Start

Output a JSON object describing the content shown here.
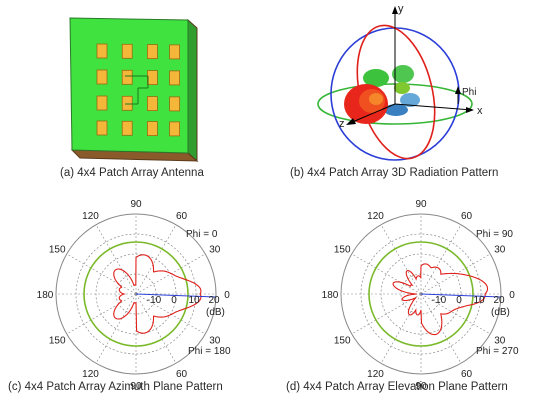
{
  "panels": {
    "a": {
      "caption": "(a) 4x4 Patch Array Antenna",
      "colors": {
        "substrate": "#3fe23f",
        "substrate_side": "#2f9e2f",
        "ground_edge": "#8a5a2b",
        "patch": "#f5b73a",
        "feed": "#1a7a1a"
      }
    },
    "b": {
      "caption": "(b) 4x4 Patch Array 3D Radiation Pattern",
      "axis_labels": {
        "y": "y",
        "x": "x",
        "z": "z",
        "phi": "Phi"
      },
      "colors": {
        "ring_red": "#e0201a",
        "ring_blue": "#2b3fd8",
        "ring_green": "#36b536"
      }
    },
    "c": {
      "caption": "(c) 4x4 Patch Array Azimuth Plane Pattern",
      "phi_top": "Phi = 0",
      "phi_bottom": "Phi = 180"
    },
    "d": {
      "caption": "(d) 4x4 Patch Array Elevation Plane Pattern",
      "phi_top": "Phi = 90",
      "phi_bottom": "Phi = 270"
    },
    "polar": {
      "angle_labels": [
        {
          "deg": 90,
          "text": "90"
        },
        {
          "deg": 60,
          "text": "60"
        },
        {
          "deg": 30,
          "text": "30"
        },
        {
          "deg": 0,
          "text": "0"
        },
        {
          "deg": 120,
          "text": "120"
        },
        {
          "deg": 150,
          "text": "150"
        },
        {
          "deg": 180,
          "text": "180"
        },
        {
          "deg": 210,
          "text": "150"
        },
        {
          "deg": 240,
          "text": "120"
        },
        {
          "deg": 270,
          "text": "90"
        },
        {
          "deg": 300,
          "text": "60"
        },
        {
          "deg": 330,
          "text": "30"
        }
      ],
      "radial_ticks": [
        "-10",
        "0",
        "10",
        "20"
      ],
      "unit": "(dB)",
      "colors": {
        "pattern": "#e0201a",
        "ring_green": "#7ab92a",
        "reference": "#2b3fd8",
        "grid": "#888888"
      }
    }
  }
}
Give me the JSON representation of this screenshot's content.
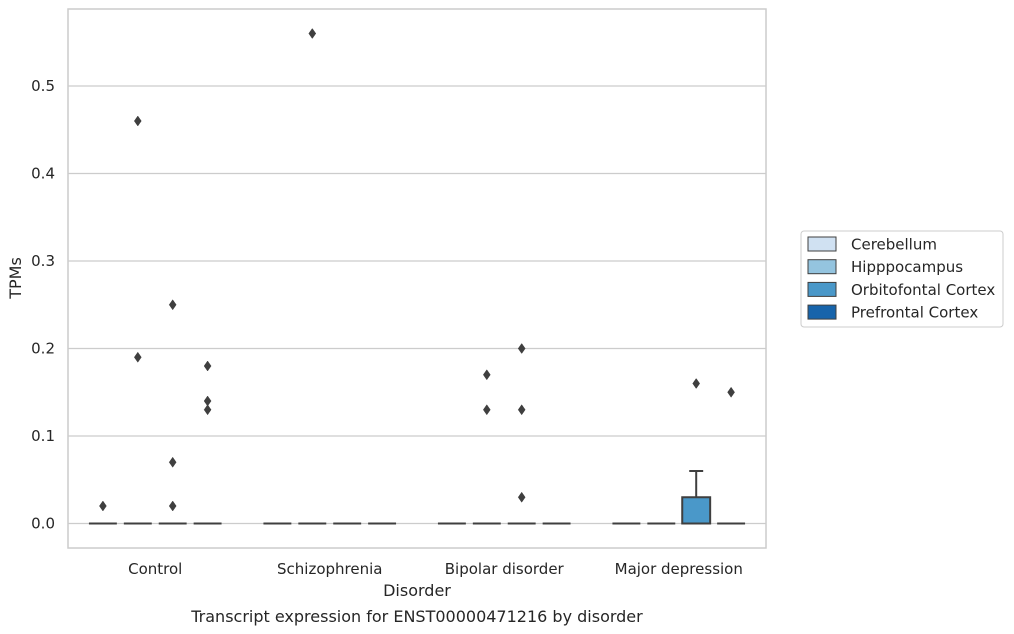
{
  "chart_data": {
    "type": "box",
    "title": "",
    "caption": "Transcript expression for ENST00000471216 by disorder",
    "xlabel": "Disorder",
    "ylabel": "TPMs",
    "ylim": [
      -0.028,
      0.588
    ],
    "yticks": [
      0.0,
      0.1,
      0.2,
      0.3,
      0.4,
      0.5
    ],
    "ytick_labels": [
      "0.0",
      "0.1",
      "0.2",
      "0.3",
      "0.4",
      "0.5"
    ],
    "grid": "horizontal",
    "legend_position": "right",
    "categories": [
      "Control",
      "Schizophrenia",
      "Bipolar disorder",
      "Major depression"
    ],
    "series": [
      {
        "name": "Cerebellum",
        "color": "#d0e1f2",
        "boxes": [
          {
            "q1": 0,
            "median": 0,
            "q3": 0,
            "whisker_low": 0,
            "whisker_high": 0,
            "outliers": [
              0.02
            ]
          },
          {
            "q1": 0,
            "median": 0,
            "q3": 0,
            "whisker_low": 0,
            "whisker_high": 0,
            "outliers": []
          },
          {
            "q1": 0,
            "median": 0,
            "q3": 0,
            "whisker_low": 0,
            "whisker_high": 0,
            "outliers": []
          },
          {
            "q1": 0,
            "median": 0,
            "q3": 0,
            "whisker_low": 0,
            "whisker_high": 0,
            "outliers": []
          }
        ]
      },
      {
        "name": "Hipppocampus",
        "color": "#94c4df",
        "boxes": [
          {
            "q1": 0,
            "median": 0,
            "q3": 0,
            "whisker_low": 0,
            "whisker_high": 0,
            "outliers": [
              0.46,
              0.19
            ]
          },
          {
            "q1": 0,
            "median": 0,
            "q3": 0,
            "whisker_low": 0,
            "whisker_high": 0,
            "outliers": [
              0.56
            ]
          },
          {
            "q1": 0,
            "median": 0,
            "q3": 0,
            "whisker_low": 0,
            "whisker_high": 0,
            "outliers": [
              0.17,
              0.13
            ]
          },
          {
            "q1": 0,
            "median": 0,
            "q3": 0,
            "whisker_low": 0,
            "whisker_high": 0,
            "outliers": []
          }
        ]
      },
      {
        "name": "Orbitofontal Cortex",
        "color": "#4a98c9",
        "boxes": [
          {
            "q1": 0,
            "median": 0,
            "q3": 0,
            "whisker_low": 0,
            "whisker_high": 0,
            "outliers": [
              0.25,
              0.07,
              0.02
            ]
          },
          {
            "q1": 0,
            "median": 0,
            "q3": 0,
            "whisker_low": 0,
            "whisker_high": 0,
            "outliers": []
          },
          {
            "q1": 0,
            "median": 0,
            "q3": 0,
            "whisker_low": 0,
            "whisker_high": 0,
            "outliers": [
              0.2,
              0.13,
              0.03
            ]
          },
          {
            "q1": 0,
            "median": 0,
            "q3": 0.03,
            "whisker_low": 0,
            "whisker_high": 0.06,
            "outliers": [
              0.16
            ]
          }
        ]
      },
      {
        "name": "Prefrontal Cortex",
        "color": "#1764ab",
        "boxes": [
          {
            "q1": 0,
            "median": 0,
            "q3": 0,
            "whisker_low": 0,
            "whisker_high": 0,
            "outliers": [
              0.18,
              0.14,
              0.13
            ]
          },
          {
            "q1": 0,
            "median": 0,
            "q3": 0,
            "whisker_low": 0,
            "whisker_high": 0,
            "outliers": []
          },
          {
            "q1": 0,
            "median": 0,
            "q3": 0,
            "whisker_low": 0,
            "whisker_high": 0,
            "outliers": []
          },
          {
            "q1": 0,
            "median": 0,
            "q3": 0,
            "whisker_low": 0,
            "whisker_high": 0,
            "outliers": [
              0.15
            ]
          }
        ]
      }
    ]
  }
}
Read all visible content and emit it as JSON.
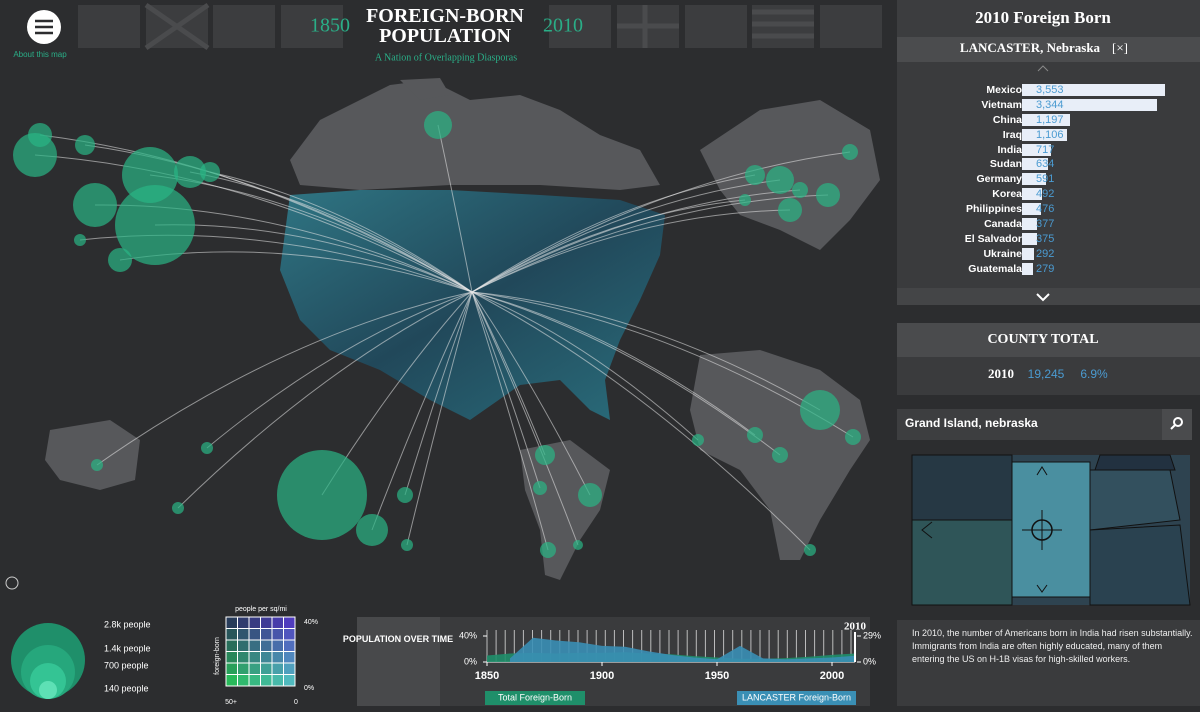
{
  "header": {
    "title": "FOREIGN-BORN POPULATION",
    "subtitle": "A Nation of Overlapping Diasporas",
    "year_start": "1850",
    "year_end": "2010",
    "about": "About this map"
  },
  "sidebar": {
    "title": "2010 Foreign Born",
    "county": "LANCASTER, Nebraska",
    "close": "[×]",
    "rows": [
      {
        "name": "Mexico",
        "value": 3553,
        "label": "3,553"
      },
      {
        "name": "Vietnam",
        "value": 3344,
        "label": "3,344"
      },
      {
        "name": "China",
        "value": 1197,
        "label": "1,197"
      },
      {
        "name": "Iraq",
        "value": 1106,
        "label": "1,106"
      },
      {
        "name": "India",
        "value": 717,
        "label": "717"
      },
      {
        "name": "Sudan",
        "value": 634,
        "label": "634"
      },
      {
        "name": "Germany",
        "value": 591,
        "label": "591"
      },
      {
        "name": "Korea",
        "value": 492,
        "label": "492"
      },
      {
        "name": "Philippines",
        "value": 476,
        "label": "476"
      },
      {
        "name": "Canada",
        "value": 377,
        "label": "377"
      },
      {
        "name": "El Salvador",
        "value": 375,
        "label": "375"
      },
      {
        "name": "Ukraine",
        "value": 292,
        "label": "292"
      },
      {
        "name": "Guatemala",
        "value": 279,
        "label": "279"
      }
    ]
  },
  "county_total": {
    "title": "COUNTY TOTAL",
    "year": "2010",
    "total": "19,245",
    "percent": "6.9%"
  },
  "search": {
    "query": "Grand Island, nebraska"
  },
  "description": "In 2010, the number of Americans born in India had risen substantially. Immigrants from India are often highly educated, many of them entering the US on H-1B visas for high-skilled workers.",
  "legend": {
    "sizes": [
      "2.8k people",
      "1.4k people",
      "700 people",
      "140 people"
    ],
    "density_title": "people per sq/mi",
    "density_top": "40%",
    "density_bottom": "0%",
    "density_axis": "foreign-born",
    "density_left": "50+",
    "density_right": "0"
  },
  "timeline": {
    "title": "POPULATION OVER TIME",
    "marker": "2010",
    "x": [
      1850,
      1860,
      1870,
      1880,
      1890,
      1900,
      1910,
      1920,
      1930,
      1940,
      1950,
      1960,
      1970,
      1980,
      1990,
      2000,
      2010
    ],
    "xlim": [
      1850,
      2010
    ],
    "xticks": [
      1850,
      1900,
      1950,
      2000
    ],
    "ylim": [
      0,
      40
    ],
    "yticks": [
      {
        "value": 40,
        "label": "40%"
      },
      {
        "value": 0,
        "label": "0%"
      }
    ],
    "y2lim": [
      0,
      29
    ],
    "y2ticks": [
      {
        "value": 29,
        "label": "29%"
      },
      {
        "value": 0,
        "label": "0%"
      }
    ],
    "series": [
      {
        "name": "Total Foreign-Born",
        "color": "#1f8f6a",
        "values": [
          10,
          13,
          14,
          13,
          14,
          14,
          15,
          13,
          12,
          9,
          7,
          5,
          5,
          6,
          8,
          11,
          13
        ]
      },
      {
        "name": "LANCASTER Foreign-Born",
        "color": "#3a8fb5",
        "axis": "y2",
        "values": [
          null,
          4,
          27,
          24,
          22,
          18,
          17,
          12,
          8,
          5,
          3,
          18,
          4,
          3,
          4,
          5,
          7
        ]
      }
    ]
  }
}
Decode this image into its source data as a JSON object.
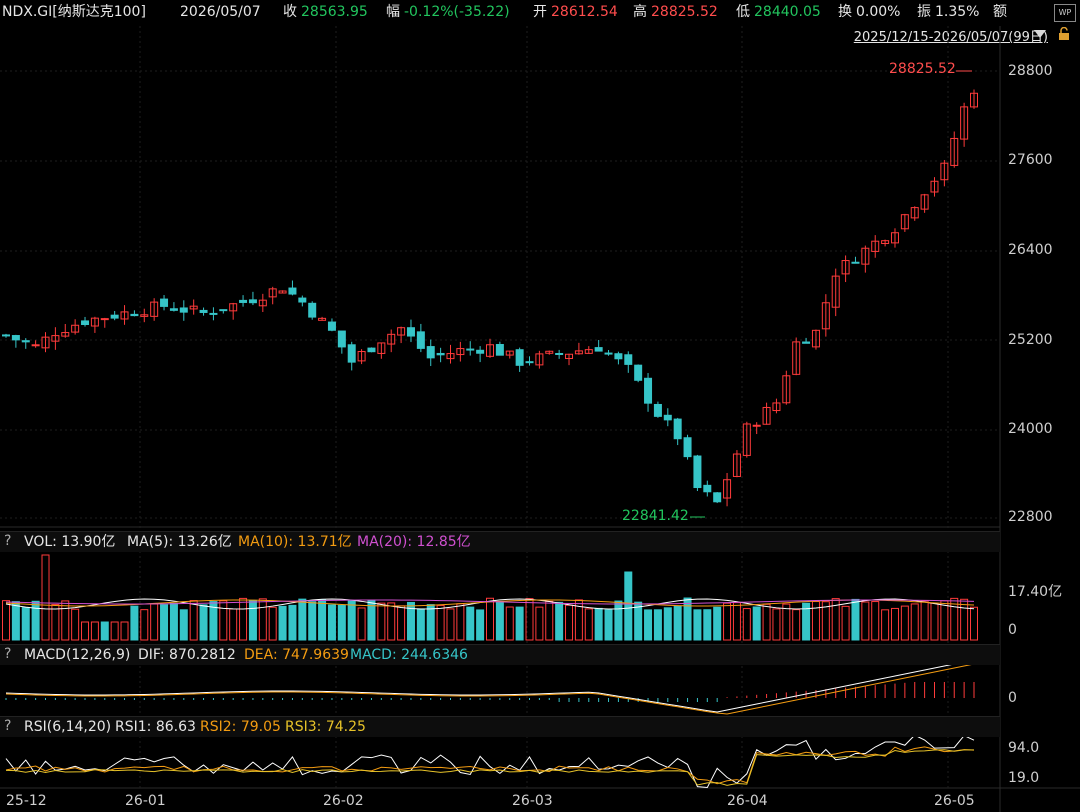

End

Given problem: Write out every line of the data that holds the word "this".

The output:
Give me the JSON representation of this screenshot's content.
    "about": "About this map"
Decode this image into its source data as a JSON object.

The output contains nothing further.